— Start —

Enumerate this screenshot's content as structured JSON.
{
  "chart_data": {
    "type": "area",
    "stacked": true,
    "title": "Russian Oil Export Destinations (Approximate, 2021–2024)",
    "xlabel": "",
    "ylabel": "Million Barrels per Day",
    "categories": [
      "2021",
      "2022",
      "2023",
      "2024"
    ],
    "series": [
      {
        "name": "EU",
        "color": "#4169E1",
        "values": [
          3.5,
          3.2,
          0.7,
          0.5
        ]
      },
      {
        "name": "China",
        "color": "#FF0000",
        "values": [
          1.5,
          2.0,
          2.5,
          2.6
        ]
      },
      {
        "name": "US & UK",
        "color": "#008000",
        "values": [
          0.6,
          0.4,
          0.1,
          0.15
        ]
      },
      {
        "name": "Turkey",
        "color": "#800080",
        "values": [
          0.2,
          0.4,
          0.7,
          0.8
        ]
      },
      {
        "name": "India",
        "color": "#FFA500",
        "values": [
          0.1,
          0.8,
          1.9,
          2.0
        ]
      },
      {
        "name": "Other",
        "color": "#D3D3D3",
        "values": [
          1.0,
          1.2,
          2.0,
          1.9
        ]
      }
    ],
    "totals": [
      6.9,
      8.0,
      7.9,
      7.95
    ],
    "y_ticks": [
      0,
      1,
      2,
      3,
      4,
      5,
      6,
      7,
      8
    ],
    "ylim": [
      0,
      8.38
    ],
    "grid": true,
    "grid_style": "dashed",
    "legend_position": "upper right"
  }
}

— End —

▶ **Task description**
Return all the data above once more, precisely as given.

▶ **Task answer**
Enumerate this screenshot's content as structured JSON.
{
  "chart_data": {
    "type": "area",
    "stacked": true,
    "title": "Russian Oil Export Destinations (Approximate, 2021–2024)",
    "xlabel": "",
    "ylabel": "Million Barrels per Day",
    "categories": [
      "2021",
      "2022",
      "2023",
      "2024"
    ],
    "series": [
      {
        "name": "EU",
        "color": "#4169E1",
        "values": [
          3.5,
          3.2,
          0.7,
          0.5
        ]
      },
      {
        "name": "China",
        "color": "#FF0000",
        "values": [
          1.5,
          2.0,
          2.5,
          2.6
        ]
      },
      {
        "name": "US & UK",
        "color": "#008000",
        "values": [
          0.6,
          0.4,
          0.1,
          0.15
        ]
      },
      {
        "name": "Turkey",
        "color": "#800080",
        "values": [
          0.2,
          0.4,
          0.7,
          0.8
        ]
      },
      {
        "name": "India",
        "color": "#FFA500",
        "values": [
          0.1,
          0.8,
          1.9,
          2.0
        ]
      },
      {
        "name": "Other",
        "color": "#D3D3D3",
        "values": [
          1.0,
          1.2,
          2.0,
          1.9
        ]
      }
    ],
    "totals": [
      6.9,
      8.0,
      7.9,
      7.95
    ],
    "y_ticks": [
      0,
      1,
      2,
      3,
      4,
      5,
      6,
      7,
      8
    ],
    "ylim": [
      0,
      8.38
    ],
    "grid": true,
    "grid_style": "dashed",
    "legend_position": "upper right"
  }
}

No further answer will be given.